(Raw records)
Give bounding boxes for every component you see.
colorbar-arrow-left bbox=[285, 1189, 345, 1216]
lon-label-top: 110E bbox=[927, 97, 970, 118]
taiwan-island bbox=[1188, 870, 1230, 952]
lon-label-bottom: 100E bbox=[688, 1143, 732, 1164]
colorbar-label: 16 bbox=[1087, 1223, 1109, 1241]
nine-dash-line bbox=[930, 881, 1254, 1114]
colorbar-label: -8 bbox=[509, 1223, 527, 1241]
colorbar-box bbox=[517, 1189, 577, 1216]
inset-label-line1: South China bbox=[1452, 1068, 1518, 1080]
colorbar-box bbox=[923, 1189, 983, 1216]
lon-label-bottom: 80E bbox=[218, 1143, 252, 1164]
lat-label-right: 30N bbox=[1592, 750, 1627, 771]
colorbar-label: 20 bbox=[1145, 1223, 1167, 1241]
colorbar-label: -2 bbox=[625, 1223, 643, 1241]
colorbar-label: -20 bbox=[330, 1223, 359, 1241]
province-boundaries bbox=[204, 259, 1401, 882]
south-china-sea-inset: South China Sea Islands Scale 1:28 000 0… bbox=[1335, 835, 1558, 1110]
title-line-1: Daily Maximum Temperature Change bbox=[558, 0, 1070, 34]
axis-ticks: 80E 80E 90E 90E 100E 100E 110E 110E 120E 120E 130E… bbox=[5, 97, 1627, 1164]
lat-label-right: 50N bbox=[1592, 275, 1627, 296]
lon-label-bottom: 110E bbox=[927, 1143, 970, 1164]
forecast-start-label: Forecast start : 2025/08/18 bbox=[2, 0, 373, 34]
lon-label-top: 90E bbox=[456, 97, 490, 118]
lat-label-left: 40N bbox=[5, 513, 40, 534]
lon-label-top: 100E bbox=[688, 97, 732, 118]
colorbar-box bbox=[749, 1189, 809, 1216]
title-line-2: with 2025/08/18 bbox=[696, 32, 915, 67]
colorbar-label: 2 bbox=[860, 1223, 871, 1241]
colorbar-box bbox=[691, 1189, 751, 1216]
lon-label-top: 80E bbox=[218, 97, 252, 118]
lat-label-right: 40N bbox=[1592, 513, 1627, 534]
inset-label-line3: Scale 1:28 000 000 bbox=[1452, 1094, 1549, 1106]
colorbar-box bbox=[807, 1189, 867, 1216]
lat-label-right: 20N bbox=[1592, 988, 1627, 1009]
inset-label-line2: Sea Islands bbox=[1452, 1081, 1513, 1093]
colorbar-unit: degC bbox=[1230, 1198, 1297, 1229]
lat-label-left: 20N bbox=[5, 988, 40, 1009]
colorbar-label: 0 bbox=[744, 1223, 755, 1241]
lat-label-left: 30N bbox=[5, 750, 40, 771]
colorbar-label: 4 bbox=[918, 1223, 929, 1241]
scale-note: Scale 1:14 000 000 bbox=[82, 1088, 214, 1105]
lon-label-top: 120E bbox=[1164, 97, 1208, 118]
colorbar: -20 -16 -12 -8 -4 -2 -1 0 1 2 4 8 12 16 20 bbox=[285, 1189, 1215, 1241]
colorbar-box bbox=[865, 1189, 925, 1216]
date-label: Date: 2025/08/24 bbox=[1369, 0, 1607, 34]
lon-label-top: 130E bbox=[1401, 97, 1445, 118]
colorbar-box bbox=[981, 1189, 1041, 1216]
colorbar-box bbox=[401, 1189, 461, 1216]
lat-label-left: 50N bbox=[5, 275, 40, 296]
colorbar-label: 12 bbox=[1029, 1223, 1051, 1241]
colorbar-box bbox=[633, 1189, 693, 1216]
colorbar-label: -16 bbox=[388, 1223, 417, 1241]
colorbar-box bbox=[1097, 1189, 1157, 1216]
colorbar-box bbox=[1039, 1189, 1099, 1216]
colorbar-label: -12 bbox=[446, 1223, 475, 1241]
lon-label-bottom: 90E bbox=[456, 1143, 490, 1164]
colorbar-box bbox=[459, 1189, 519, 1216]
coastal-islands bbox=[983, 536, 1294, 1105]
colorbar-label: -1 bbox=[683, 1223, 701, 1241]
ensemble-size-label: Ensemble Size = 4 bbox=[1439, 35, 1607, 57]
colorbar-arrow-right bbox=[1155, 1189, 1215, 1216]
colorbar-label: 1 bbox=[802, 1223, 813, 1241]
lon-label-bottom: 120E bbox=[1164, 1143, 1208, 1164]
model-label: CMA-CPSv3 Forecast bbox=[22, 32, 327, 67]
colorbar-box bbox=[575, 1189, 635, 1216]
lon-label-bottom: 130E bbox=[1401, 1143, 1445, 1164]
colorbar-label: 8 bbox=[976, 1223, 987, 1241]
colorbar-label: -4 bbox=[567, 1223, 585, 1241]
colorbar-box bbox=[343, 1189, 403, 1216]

GIVEN INSTRUCTION —
Return the lines of the records above verbatim, covering every record.

REPLY TO THE TASK —
Give bounding boxes for every component you see.
colorbar-arrow-left bbox=[285, 1189, 345, 1216]
lon-label-top: 110E bbox=[927, 97, 970, 118]
taiwan-island bbox=[1188, 870, 1230, 952]
lon-label-bottom: 100E bbox=[688, 1143, 732, 1164]
colorbar-label: 16 bbox=[1087, 1223, 1109, 1241]
nine-dash-line bbox=[930, 881, 1254, 1114]
colorbar-label: -8 bbox=[509, 1223, 527, 1241]
colorbar-box bbox=[517, 1189, 577, 1216]
inset-label-line1: South China bbox=[1452, 1068, 1518, 1080]
colorbar-box bbox=[923, 1189, 983, 1216]
lon-label-bottom: 80E bbox=[218, 1143, 252, 1164]
lat-label-right: 30N bbox=[1592, 750, 1627, 771]
colorbar-label: 20 bbox=[1145, 1223, 1167, 1241]
colorbar-label: -2 bbox=[625, 1223, 643, 1241]
colorbar-label: -20 bbox=[330, 1223, 359, 1241]
province-boundaries bbox=[204, 259, 1401, 882]
south-china-sea-inset: South China Sea Islands Scale 1:28 000 0… bbox=[1335, 835, 1558, 1110]
title-line-1: Daily Maximum Temperature Change bbox=[558, 0, 1070, 34]
axis-ticks: 80E 80E 90E 90E 100E 100E 110E 110E 120E 120E 130E… bbox=[5, 97, 1627, 1164]
lat-label-right: 50N bbox=[1592, 275, 1627, 296]
lon-label-bottom: 110E bbox=[927, 1143, 970, 1164]
forecast-start-label: Forecast start : 2025/08/18 bbox=[2, 0, 373, 34]
lon-label-top: 90E bbox=[456, 97, 490, 118]
lat-label-left: 40N bbox=[5, 513, 40, 534]
lon-label-top: 100E bbox=[688, 97, 732, 118]
colorbar-box bbox=[749, 1189, 809, 1216]
title-line-2: with 2025/08/18 bbox=[696, 32, 915, 67]
colorbar-label: 2 bbox=[860, 1223, 871, 1241]
colorbar-box bbox=[691, 1189, 751, 1216]
lon-label-top: 80E bbox=[218, 97, 252, 118]
lat-label-right: 40N bbox=[1592, 513, 1627, 534]
inset-label-line3: Scale 1:28 000 000 bbox=[1452, 1094, 1549, 1106]
colorbar-box bbox=[807, 1189, 867, 1216]
lat-label-right: 20N bbox=[1592, 988, 1627, 1009]
inset-label-line2: Sea Islands bbox=[1452, 1081, 1513, 1093]
colorbar-unit: degC bbox=[1230, 1198, 1297, 1229]
lat-label-left: 20N bbox=[5, 988, 40, 1009]
colorbar-label: 0 bbox=[744, 1223, 755, 1241]
lat-label-left: 30N bbox=[5, 750, 40, 771]
colorbar-label: 4 bbox=[918, 1223, 929, 1241]
scale-note: Scale 1:14 000 000 bbox=[82, 1088, 214, 1105]
lon-label-top: 120E bbox=[1164, 97, 1208, 118]
colorbar: -20 -16 -12 -8 -4 -2 -1 0 1 2 4 8 12 16 20 bbox=[285, 1189, 1215, 1241]
colorbar-box bbox=[865, 1189, 925, 1216]
date-label: Date: 2025/08/24 bbox=[1369, 0, 1607, 34]
lon-label-top: 130E bbox=[1401, 97, 1445, 118]
colorbar-box bbox=[981, 1189, 1041, 1216]
colorbar-box bbox=[401, 1189, 461, 1216]
lat-label-left: 50N bbox=[5, 275, 40, 296]
colorbar-label: 12 bbox=[1029, 1223, 1051, 1241]
colorbar-box bbox=[633, 1189, 693, 1216]
colorbar-label: -16 bbox=[388, 1223, 417, 1241]
colorbar-box bbox=[1097, 1189, 1157, 1216]
colorbar-box bbox=[1039, 1189, 1099, 1216]
colorbar-label: -12 bbox=[446, 1223, 475, 1241]
lon-label-bottom: 90E bbox=[456, 1143, 490, 1164]
colorbar-box bbox=[459, 1189, 519, 1216]
coastal-islands bbox=[983, 536, 1294, 1105]
colorbar-label: -1 bbox=[683, 1223, 701, 1241]
ensemble-size-label: Ensemble Size = 4 bbox=[1439, 35, 1607, 57]
colorbar-arrow-right bbox=[1155, 1189, 1215, 1216]
colorbar-label: 1 bbox=[802, 1223, 813, 1241]
lon-label-bottom: 120E bbox=[1164, 1143, 1208, 1164]
model-label: CMA-CPSv3 Forecast bbox=[22, 32, 327, 67]
colorbar-box bbox=[575, 1189, 635, 1216]
lon-label-bottom: 130E bbox=[1401, 1143, 1445, 1164]
colorbar-label: 8 bbox=[976, 1223, 987, 1241]
colorbar-label: -4 bbox=[567, 1223, 585, 1241]
colorbar-box bbox=[343, 1189, 403, 1216]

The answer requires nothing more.